▶ _Uit te voeren taken_:
[1] Noem alle terreinen waarop volgens het fragment over de gemeentefinanciën primair naar besparingen wordt gekeken.
[2] Zet het fragment over de gemeentefinanciën voort vanaf de laatste zin.

▶ _Fragment_:
Medio 2019 is een programmadirecteur aangetrokken om tot een structureel sluitende aanpak van de interne dienstverlening te komen. Hieraan wordt invulling gegeven met businesscases die leiden tot kwaliteitsverbetering en meer efficiëntie in de bedrijfsvoering. De businesscases omvatten zowel de bestaande bezuinigingsopgave als op de in 2019 in kaart gebrachte ontwikkelingen. Het betreft een samenhangende aanpak waarin primair gekeken wordt naar de besparingen ten aanzien van externe inhuur, inkoop, huisvesting en met behulp van digitalisering. Daarbij is ook ruimte gevonden om te investeren in de verdere organisatieontwikkeling: digitalisering van in- en externe dienstverlening, investeren in competenties en werkplezier van onze medewerkers. Een uitgebreidere analyse vindt u in het overzicht Overhead.

Toelichting op de overige financiële resultaten

Voor zover relevant worden hieronder de significante financiële resultaten per programma toegelicht.

College en Bestuur
In 2019 werd de gemeente geconfronteerd met een bestuurscrisis. Als gevolg hiervan traden twee wethouders en de burgemeester af. Hiervoor is op grond van de geldende wetgeving een voorziening wachtgeld getroffen van € 0,4 mln.

Onderwijs
Het programma Onderwijs realiseerde een tekort van € 3,0 mln. Dit komt vooral door een sterk gestegen beroep van het leerlingenvervoer (€ 0,8 mln.), een overbesteding op subsidies (€ 2,1 mln.) en de aanpak om het lerarentekort terug te dringen (€ 1,0 mln.). Tegenover genoemd nadeel op het lerarentekort staat een even groot voordeel op programma Financiën, als onderdeel van de taakmutaties gemeentefonds

Werk en inkomen
Het resultaat op werk en inkomen is voornamelijk toe te schrijven aan de bijstandsverlening, waar we zien dat het landelijke verdeelmodel steeds beter de Haagse werkelijkheid volgt en dat de 500+ aanpak zijn vruchten afwerpt. Per saldo leidde dit tot een voordeel op het programma. De 500+ aanpak is een meerjarige programma. Per jaar kunnen verschillen ontstaan in de uitvoering. In 2019 moest het programma nog op stoom komen. Hierdoor is circa € 1 mln. minder uitgegeven dan begroot. Deze middelen blijven beschikbaar voor de uitvoering van het programma in de volgende jaren.

▶ _Vastgelegde gegevens_:
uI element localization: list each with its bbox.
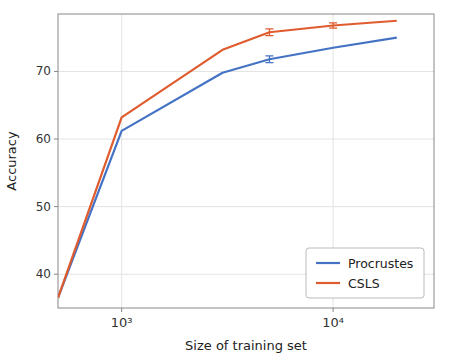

▶ _Resultaten per taak_:
[1] Externe inhuur, inkoop, huisvesting en digitalisering.

[2]
Zorg, welzijn, jeugd en volksgezondheid
Naast de eerder benoemde ontwikkelingen bij zorg en jeugdhulp, speelt binnen programma 8 een derde ontwikkeling met een impact op het financiële resultaat. Het aantal daklozen nam het afgelopen jaar toe, net als in de rest van het land. Hierdoor wordt een groter beroep op de maatschappelijke opvang gedaan. In 2019 heeft de gemeente de opvangplekken verbeterd door deze onder andere meer te richten op doelgroepen. Hierdoor is in 2019 € 2,9 mln. meer uitgegeven dan begroot. In het coalitieakkoord en de meerjarenbegroting is overigens voorzien in deze ontwikkeling door hiervoor € 8,3 mln. voor 2019 t/m 2023 extra uit te trekken. Samen met enkele voordelige ontwikkelingen binnen de zorg wordt hiermee het uiteindelijke resultaat verklaard.

Buitenruimte
Het resultaat op het programma Buitenruimte wordt voor de helft verklaard doordat het vervangen van de gekapte populieren is vertraagd doordat het meer tijd kostte een plan uit te werken waarbij de verkeersdoorstroming en -veiligheid gewaarborgd bleef (€ 1,7 mln.). De noodzakelijke kap van de zieke populieren vindt nu in 2020 plaats. Het overige deel van het resultaat is een samenstelling van diverse posten, waar in het programma zelf nader op wordt ingegaan.

Mobiliteit
Het resultaat op het programma Mobiliteit wordt in hoge mate verklaard door de Fietsenstalling KJ-Plein. De doelstelling was deze in 2019 op te leveren en bij oplevering € 14 mln. af te waarderen tot een marktwaarde van nihil. Op basis van nieuwe inzichten is de conclusie getrokken dat de Fietsenstalling niet afgewaardeerd dient te worden, maar geactiveerd en vervolgens afgeschreven. Tegenover het voordeel op het programma Mobiliteit staat een even groot nadeel op het programma Financiën, waardoor gemeentebreed geen sprake is van een financieel resultaat. In 2020 wordt de begroting op de nieuwe situatie aangepast.

De parkeerbaten waren in 2019 € 2,9 mln. lager dan begroot. Dit komt vooral door een onvolledige doorvoering van de indexatie van de tarieven. In de meerjarenbegroting 2020-2023 is dit hersteld. De lagere baat wordt gecompenseerd door een hogere opbrengst handhaving parkeerbelasting (€ 0,8 mln.) door effectiever te handhaven en door lagere uitvoeringslast (€ 0,3 mln.). Bij beide onderdelen speelt de inzet van scanauto’s een rol.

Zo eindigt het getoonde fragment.